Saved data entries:
- - -

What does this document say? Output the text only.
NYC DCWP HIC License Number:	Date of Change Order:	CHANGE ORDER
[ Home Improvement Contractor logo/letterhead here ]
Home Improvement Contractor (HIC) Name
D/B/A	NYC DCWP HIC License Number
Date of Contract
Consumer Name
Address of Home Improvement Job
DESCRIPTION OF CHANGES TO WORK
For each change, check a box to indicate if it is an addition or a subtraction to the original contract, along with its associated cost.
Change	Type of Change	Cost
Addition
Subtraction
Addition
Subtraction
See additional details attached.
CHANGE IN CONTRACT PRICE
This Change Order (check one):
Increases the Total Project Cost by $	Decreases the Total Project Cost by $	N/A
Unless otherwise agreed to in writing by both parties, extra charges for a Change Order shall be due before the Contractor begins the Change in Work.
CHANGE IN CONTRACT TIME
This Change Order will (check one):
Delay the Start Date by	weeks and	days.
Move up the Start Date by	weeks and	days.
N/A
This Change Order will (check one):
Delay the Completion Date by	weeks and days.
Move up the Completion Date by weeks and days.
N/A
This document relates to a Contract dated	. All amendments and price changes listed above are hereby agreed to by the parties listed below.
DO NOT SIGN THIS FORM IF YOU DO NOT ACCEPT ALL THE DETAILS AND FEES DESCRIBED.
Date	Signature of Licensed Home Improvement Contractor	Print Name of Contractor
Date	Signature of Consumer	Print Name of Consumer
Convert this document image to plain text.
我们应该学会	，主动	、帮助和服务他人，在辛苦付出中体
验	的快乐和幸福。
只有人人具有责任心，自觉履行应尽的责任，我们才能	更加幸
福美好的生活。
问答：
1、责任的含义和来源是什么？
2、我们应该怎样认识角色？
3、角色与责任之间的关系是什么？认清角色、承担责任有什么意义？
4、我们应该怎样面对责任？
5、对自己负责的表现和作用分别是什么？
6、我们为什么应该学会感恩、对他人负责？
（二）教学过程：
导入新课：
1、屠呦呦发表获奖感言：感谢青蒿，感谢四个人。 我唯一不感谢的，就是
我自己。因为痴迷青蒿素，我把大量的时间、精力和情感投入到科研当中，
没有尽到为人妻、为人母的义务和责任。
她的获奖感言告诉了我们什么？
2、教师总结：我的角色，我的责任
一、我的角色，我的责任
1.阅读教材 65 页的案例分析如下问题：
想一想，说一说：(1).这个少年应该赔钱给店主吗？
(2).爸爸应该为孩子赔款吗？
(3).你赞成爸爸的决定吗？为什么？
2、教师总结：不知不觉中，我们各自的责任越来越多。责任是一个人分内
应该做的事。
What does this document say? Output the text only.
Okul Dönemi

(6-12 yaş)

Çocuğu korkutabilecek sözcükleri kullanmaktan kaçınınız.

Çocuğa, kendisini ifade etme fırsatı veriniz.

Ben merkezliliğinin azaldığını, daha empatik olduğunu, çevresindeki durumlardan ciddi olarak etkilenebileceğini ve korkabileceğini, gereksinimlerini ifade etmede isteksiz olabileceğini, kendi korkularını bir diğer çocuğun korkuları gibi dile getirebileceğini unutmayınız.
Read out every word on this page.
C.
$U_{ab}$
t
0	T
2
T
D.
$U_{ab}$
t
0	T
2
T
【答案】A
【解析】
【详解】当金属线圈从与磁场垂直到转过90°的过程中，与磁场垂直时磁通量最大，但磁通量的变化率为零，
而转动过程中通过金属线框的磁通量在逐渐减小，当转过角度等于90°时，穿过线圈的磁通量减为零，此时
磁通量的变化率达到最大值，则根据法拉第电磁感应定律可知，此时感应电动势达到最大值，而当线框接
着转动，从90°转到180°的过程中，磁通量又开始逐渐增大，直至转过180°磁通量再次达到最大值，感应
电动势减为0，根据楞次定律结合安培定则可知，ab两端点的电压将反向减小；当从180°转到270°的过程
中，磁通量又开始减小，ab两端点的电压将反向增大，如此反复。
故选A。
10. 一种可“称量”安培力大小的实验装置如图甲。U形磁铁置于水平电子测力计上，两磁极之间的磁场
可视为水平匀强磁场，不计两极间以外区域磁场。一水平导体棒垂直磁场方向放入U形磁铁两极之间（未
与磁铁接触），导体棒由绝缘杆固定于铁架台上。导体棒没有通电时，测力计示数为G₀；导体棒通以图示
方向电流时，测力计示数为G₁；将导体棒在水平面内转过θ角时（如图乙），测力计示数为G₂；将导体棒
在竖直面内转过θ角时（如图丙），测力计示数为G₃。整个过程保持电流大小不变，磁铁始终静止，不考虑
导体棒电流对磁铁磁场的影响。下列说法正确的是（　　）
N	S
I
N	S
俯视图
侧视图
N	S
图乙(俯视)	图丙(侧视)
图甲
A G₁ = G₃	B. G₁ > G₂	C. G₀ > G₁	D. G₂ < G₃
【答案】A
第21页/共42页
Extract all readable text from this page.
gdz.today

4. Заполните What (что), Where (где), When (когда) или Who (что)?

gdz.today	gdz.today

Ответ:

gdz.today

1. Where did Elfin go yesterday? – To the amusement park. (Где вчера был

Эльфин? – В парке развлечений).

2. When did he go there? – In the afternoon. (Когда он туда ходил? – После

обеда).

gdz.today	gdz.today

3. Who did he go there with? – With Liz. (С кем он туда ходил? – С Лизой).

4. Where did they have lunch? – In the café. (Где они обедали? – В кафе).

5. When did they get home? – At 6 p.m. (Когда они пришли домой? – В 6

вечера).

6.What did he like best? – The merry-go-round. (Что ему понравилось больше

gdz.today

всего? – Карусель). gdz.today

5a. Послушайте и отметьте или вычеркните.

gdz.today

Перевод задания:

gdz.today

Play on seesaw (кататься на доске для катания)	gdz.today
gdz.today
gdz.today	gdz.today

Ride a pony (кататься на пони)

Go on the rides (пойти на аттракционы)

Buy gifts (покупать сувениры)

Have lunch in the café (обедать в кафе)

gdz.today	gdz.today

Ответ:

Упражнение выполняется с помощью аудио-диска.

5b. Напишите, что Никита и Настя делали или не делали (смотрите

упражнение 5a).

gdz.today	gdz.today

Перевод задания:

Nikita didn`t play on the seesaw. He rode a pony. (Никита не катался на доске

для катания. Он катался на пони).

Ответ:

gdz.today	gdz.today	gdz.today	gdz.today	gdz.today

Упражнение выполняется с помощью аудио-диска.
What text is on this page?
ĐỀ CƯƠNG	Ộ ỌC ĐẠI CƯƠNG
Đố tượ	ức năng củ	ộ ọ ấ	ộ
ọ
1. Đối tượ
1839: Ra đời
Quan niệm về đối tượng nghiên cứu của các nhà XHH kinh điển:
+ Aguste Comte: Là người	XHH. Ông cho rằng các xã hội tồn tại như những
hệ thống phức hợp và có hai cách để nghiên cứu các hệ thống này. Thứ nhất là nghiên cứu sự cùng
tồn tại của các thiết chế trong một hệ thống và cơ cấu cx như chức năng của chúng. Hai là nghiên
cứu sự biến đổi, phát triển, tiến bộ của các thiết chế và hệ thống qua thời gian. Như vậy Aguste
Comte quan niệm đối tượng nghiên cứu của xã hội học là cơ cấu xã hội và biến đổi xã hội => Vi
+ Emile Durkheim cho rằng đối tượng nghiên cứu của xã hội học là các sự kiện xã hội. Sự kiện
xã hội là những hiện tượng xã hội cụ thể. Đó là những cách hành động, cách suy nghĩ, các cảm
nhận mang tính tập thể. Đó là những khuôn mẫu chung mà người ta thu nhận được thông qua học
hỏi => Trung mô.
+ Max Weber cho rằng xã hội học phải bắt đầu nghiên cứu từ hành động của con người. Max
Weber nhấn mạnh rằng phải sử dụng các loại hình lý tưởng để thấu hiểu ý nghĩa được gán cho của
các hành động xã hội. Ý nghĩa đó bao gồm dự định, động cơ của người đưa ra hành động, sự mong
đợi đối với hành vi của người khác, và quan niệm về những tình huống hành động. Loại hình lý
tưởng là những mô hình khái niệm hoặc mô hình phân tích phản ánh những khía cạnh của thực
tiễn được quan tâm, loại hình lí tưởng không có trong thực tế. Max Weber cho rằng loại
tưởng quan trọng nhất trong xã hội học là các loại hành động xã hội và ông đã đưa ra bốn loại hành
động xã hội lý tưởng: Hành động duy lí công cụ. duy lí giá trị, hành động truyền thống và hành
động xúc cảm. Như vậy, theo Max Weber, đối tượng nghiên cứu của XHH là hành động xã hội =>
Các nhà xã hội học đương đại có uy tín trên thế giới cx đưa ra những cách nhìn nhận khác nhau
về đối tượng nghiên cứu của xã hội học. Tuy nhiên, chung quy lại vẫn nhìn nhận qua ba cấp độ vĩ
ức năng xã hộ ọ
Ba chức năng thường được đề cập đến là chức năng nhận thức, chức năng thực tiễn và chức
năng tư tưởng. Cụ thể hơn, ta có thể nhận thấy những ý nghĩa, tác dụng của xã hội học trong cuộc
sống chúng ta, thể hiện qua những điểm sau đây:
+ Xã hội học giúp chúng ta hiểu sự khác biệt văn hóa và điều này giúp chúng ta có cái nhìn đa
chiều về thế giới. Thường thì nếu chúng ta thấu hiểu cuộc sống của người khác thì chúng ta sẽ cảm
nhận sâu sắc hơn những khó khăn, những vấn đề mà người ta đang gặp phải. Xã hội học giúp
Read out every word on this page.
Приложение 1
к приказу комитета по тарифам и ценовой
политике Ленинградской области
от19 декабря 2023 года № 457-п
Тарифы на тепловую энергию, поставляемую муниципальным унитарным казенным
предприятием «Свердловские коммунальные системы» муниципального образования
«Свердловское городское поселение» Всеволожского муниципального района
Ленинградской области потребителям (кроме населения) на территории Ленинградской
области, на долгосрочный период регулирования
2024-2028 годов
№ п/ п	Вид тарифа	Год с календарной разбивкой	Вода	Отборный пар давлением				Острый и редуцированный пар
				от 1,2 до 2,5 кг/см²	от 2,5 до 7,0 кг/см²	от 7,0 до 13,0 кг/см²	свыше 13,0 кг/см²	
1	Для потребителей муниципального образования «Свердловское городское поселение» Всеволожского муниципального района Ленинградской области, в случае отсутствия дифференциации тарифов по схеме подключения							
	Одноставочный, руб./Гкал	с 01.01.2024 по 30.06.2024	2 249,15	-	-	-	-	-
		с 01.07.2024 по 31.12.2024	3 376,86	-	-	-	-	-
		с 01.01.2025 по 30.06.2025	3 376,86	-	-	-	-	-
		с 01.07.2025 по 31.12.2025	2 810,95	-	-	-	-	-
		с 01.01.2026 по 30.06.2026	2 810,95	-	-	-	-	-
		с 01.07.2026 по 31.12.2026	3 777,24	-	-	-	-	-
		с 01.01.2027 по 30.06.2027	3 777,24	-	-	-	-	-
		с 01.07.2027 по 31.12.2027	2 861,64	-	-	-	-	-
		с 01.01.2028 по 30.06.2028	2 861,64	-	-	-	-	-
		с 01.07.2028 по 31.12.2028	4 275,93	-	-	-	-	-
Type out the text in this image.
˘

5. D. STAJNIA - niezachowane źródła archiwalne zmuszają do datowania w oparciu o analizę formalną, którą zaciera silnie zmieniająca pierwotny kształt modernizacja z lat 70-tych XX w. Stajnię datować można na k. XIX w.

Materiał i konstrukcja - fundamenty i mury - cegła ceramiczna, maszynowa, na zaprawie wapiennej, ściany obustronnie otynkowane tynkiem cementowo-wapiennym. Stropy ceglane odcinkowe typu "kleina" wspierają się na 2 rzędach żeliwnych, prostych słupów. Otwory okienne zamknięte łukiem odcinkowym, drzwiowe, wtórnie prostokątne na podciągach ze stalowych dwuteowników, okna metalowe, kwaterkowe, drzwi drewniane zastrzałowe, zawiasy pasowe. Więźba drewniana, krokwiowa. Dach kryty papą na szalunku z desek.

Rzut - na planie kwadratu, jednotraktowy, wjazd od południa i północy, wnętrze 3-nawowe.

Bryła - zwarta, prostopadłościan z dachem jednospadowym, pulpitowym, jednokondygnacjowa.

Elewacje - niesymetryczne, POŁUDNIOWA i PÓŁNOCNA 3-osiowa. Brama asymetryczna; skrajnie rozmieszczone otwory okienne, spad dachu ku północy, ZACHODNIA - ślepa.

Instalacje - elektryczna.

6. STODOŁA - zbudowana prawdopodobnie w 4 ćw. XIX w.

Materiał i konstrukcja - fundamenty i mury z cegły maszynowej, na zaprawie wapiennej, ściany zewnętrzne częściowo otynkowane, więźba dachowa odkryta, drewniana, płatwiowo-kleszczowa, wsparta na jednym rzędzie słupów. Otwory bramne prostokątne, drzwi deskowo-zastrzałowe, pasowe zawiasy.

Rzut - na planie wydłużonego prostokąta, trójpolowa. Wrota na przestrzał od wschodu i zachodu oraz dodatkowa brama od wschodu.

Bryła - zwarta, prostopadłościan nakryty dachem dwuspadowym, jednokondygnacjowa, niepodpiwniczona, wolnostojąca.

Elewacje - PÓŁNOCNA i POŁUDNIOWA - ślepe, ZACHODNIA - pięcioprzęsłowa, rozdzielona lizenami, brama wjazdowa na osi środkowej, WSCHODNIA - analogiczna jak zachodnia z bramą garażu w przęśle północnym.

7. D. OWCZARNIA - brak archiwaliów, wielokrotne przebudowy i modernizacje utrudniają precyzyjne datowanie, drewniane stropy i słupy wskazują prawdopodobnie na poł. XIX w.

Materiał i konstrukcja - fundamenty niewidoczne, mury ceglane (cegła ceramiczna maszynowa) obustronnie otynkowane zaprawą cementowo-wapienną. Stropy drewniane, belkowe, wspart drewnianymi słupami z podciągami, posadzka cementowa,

- - -

- [Your goal] Collect every line from the records above that contains the word "кататься".

- [Final result]
Play on seesaw (кататься на доске для катания)	gdz.today
Ride a pony (кататься на пони)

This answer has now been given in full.